[Entries from a dataset]

□ □ □ □

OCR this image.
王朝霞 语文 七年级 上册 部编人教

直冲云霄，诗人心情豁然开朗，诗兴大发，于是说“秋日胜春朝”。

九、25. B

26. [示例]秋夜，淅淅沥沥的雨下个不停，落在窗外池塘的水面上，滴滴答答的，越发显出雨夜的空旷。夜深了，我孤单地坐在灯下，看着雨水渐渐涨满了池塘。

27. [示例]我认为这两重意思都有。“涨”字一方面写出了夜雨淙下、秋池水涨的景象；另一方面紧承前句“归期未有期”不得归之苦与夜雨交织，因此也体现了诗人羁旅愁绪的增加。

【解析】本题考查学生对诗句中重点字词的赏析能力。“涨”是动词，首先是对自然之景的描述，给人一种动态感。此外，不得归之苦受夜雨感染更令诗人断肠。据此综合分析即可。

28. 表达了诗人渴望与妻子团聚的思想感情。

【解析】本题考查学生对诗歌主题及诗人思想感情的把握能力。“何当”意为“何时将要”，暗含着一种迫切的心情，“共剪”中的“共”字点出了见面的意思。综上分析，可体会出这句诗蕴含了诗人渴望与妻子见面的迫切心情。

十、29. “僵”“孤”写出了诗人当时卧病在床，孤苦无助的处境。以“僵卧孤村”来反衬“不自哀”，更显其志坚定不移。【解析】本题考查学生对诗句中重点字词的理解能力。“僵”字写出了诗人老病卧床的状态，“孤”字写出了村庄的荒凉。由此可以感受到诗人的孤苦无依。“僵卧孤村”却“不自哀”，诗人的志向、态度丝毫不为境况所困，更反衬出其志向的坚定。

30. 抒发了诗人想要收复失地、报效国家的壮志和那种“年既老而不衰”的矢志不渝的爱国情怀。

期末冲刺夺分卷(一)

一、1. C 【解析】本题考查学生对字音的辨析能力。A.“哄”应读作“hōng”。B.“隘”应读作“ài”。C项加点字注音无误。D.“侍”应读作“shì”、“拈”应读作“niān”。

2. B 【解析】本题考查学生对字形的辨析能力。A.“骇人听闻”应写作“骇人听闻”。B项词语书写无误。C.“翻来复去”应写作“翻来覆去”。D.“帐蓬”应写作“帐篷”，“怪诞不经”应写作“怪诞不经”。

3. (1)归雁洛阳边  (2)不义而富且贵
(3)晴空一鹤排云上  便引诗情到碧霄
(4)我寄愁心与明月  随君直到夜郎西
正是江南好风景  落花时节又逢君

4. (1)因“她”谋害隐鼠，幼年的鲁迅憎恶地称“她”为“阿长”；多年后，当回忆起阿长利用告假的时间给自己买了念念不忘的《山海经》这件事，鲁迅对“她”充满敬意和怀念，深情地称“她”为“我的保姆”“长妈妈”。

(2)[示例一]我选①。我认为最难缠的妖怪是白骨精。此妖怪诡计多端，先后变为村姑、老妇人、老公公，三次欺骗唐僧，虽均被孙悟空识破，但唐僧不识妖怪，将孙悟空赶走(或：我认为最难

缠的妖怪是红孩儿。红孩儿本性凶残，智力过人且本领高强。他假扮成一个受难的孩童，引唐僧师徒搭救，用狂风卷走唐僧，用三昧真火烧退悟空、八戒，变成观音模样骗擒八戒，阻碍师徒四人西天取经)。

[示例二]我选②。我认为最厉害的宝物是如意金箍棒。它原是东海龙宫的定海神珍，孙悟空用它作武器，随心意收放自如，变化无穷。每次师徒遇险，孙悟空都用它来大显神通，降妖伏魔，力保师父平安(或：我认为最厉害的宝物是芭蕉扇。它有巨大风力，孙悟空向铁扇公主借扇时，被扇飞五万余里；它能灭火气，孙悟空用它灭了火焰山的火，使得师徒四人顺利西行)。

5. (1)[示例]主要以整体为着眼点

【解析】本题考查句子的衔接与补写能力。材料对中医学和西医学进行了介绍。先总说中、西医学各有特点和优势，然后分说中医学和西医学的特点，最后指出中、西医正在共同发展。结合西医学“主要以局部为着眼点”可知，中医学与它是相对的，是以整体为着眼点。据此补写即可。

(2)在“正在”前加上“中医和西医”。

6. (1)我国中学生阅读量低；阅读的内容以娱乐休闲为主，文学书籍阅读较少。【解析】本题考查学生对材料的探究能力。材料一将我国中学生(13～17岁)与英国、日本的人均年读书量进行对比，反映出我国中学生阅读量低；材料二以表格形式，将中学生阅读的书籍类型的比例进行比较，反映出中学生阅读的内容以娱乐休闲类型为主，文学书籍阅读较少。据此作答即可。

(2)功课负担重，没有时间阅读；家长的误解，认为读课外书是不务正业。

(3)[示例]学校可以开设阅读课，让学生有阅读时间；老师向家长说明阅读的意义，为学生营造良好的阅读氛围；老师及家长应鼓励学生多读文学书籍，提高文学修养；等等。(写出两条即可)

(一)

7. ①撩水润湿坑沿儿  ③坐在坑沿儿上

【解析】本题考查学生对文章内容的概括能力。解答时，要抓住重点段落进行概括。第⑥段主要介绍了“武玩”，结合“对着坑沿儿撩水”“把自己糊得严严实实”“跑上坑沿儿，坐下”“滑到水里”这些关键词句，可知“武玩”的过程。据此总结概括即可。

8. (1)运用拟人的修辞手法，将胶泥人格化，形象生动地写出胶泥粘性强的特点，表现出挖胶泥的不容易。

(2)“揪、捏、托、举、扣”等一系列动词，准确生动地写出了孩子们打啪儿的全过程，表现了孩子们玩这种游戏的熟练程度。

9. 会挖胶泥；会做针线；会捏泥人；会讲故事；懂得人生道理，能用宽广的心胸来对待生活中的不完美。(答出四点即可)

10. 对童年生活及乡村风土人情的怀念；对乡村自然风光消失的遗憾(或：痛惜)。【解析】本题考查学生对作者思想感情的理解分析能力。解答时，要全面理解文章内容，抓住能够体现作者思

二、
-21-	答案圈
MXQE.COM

□ □ □ □

Goal
Repeat every record, exactly as written.

Exercise response
OCR this image.
王朝霞 语文 七年级 上册 部编人教

直冲云霄，诗人心情豁然开朗，诗兴大发，于是说“秋日胜春朝”。

九、25. B

26. [示例]秋夜，淅淅沥沥的雨下个不停，落在窗外池塘的水面上，滴滴答答的，越发显出雨夜的空旷。夜深了，我孤单地坐在灯下，看着雨水渐渐涨满了池塘。

27. [示例]我认为这两重意思都有。“涨”字一方面写出了夜雨淙下、秋池水涨的景象；另一方面紧承前句“归期未有期”不得归之苦与夜雨交织，因此也体现了诗人羁旅愁绪的增加。

【解析】本题考查学生对诗句中重点字词的赏析能力。“涨”是动词，首先是对自然之景的描述，给人一种动态感。此外，不得归之苦受夜雨感染更令诗人断肠。据此综合分析即可。

28. 表达了诗人渴望与妻子团聚的思想感情。

【解析】本题考查学生对诗歌主题及诗人思想感情的把握能力。“何当”意为“何时将要”，暗含着一种迫切的心情，“共剪”中的“共”字点出了见面的意思。综上分析，可体会出这句诗蕴含了诗人渴望与妻子见面的迫切心情。

十、29. “僵”“孤”写出了诗人当时卧病在床，孤苦无助的处境。以“僵卧孤村”来反衬“不自哀”，更显其志坚定不移。【解析】本题考查学生对诗句中重点字词的理解能力。“僵”字写出了诗人老病卧床的状态，“孤”字写出了村庄的荒凉。由此可以感受到诗人的孤苦无依。“僵卧孤村”却“不自哀”，诗人的志向、态度丝毫不为境况所困，更反衬出其志向的坚定。

30. 抒发了诗人想要收复失地、报效国家的壮志和那种“年既老而不衰”的矢志不渝的爱国情怀。

期末冲刺夺分卷(一)

一、1. C 【解析】本题考查学生对字音的辨析能力。A.“哄”应读作“hōng”。B.“隘”应读作“ài”。C项加点字注音无误。D.“侍”应读作“shì”、“拈”应读作“niān”。

2. B 【解析】本题考查学生对字形的辨析能力。A.“骇人听闻”应写作“骇人听闻”。B项词语书写无误。C.“翻来复去”应写作“翻来覆去”。D.“帐蓬”应写作“帐篷”，“怪诞不经”应写作“怪诞不经”。

3. (1)归雁洛阳边  (2)不义而富且贵
(3)晴空一鹤排云上  便引诗情到碧霄
(4)我寄愁心与明月  随君直到夜郎西
正是江南好风景  落花时节又逢君

4. (1)因“她”谋害隐鼠，幼年的鲁迅憎恶地称“她”为“阿长”；多年后，当回忆起阿长利用告假的时间给自己买了念念不忘的《山海经》这件事，鲁迅对“她”充满敬意和怀念，深情地称“她”为“我的保姆”“长妈妈”。

(2)[示例一]我选①。我认为最难缠的妖怪是白骨精。此妖怪诡计多端，先后变为村姑、老妇人、老公公，三次欺骗唐僧，虽均被孙悟空识破，但唐僧不识妖怪，将孙悟空赶走(或：我认为最难

缠的妖怪是红孩儿。红孩儿本性凶残，智力过人且本领高强。他假扮成一个受难的孩童，引唐僧师徒搭救，用狂风卷走唐僧，用三昧真火烧退悟空、八戒，变成观音模样骗擒八戒，阻碍师徒四人西天取经)。

[示例二]我选②。我认为最厉害的宝物是如意金箍棒。它原是东海龙宫的定海神珍，孙悟空用它作武器，随心意收放自如，变化无穷。每次师徒遇险，孙悟空都用它来大显神通，降妖伏魔，力保师父平安(或：我认为最厉害的宝物是芭蕉扇。它有巨大风力，孙悟空向铁扇公主借扇时，被扇飞五万余里；它能灭火气，孙悟空用它灭了火焰山的火，使得师徒四人顺利西行)。

5. (1)[示例]主要以整体为着眼点

【解析】本题考查句子的衔接与补写能力。材料对中医学和西医学进行了介绍。先总说中、西医学各有特点和优势，然后分说中医学和西医学的特点，最后指出中、西医正在共同发展。结合西医学“主要以局部为着眼点”可知，中医学与它是相对的，是以整体为着眼点。据此补写即可。

(2)在“正在”前加上“中医和西医”。

6. (1)我国中学生阅读量低；阅读的内容以娱乐休闲为主，文学书籍阅读较少。【解析】本题考查学生对材料的探究能力。材料一将我国中学生(13～17岁)与英国、日本的人均年读书量进行对比，反映出我国中学生阅读量低；材料二以表格形式，将中学生阅读的书籍类型的比例进行比较，反映出中学生阅读的内容以娱乐休闲类型为主，文学书籍阅读较少。据此作答即可。

(2)功课负担重，没有时间阅读；家长的误解，认为读课外书是不务正业。

(3)[示例]学校可以开设阅读课，让学生有阅读时间；老师向家长说明阅读的意义，为学生营造良好的阅读氛围；老师及家长应鼓励学生多读文学书籍，提高文学修养；等等。(写出两条即可)

(一)

7. ①撩水润湿坑沿儿  ③坐在坑沿儿上

【解析】本题考查学生对文章内容的概括能力。解答时，要抓住重点段落进行概括。第⑥段主要介绍了“武玩”，结合“对着坑沿儿撩水”“把自己糊得严严实实”“跑上坑沿儿，坐下”“滑到水里”这些关键词句，可知“武玩”的过程。据此总结概括即可。

8. (1)运用拟人的修辞手法，将胶泥人格化，形象生动地写出胶泥粘性强的特点，表现出挖胶泥的不容易。

(2)“揪、捏、托、举、扣”等一系列动词，准确生动地写出了孩子们打啪儿的全过程，表现了孩子们玩这种游戏的熟练程度。

9. 会挖胶泥；会做针线；会捏泥人；会讲故事；懂得人生道理，能用宽广的心胸来对待生活中的不完美。(答出四点即可)

10. 对童年生活及乡村风土人情的怀念；对乡村自然风光消失的遗憾(或：痛惜)。【解析】本题考查学生对作者思想感情的理解分析能力。解答时，要全面理解文章内容，抓住能够体现作者思

二、
-21-	答案圈
MXQE.COM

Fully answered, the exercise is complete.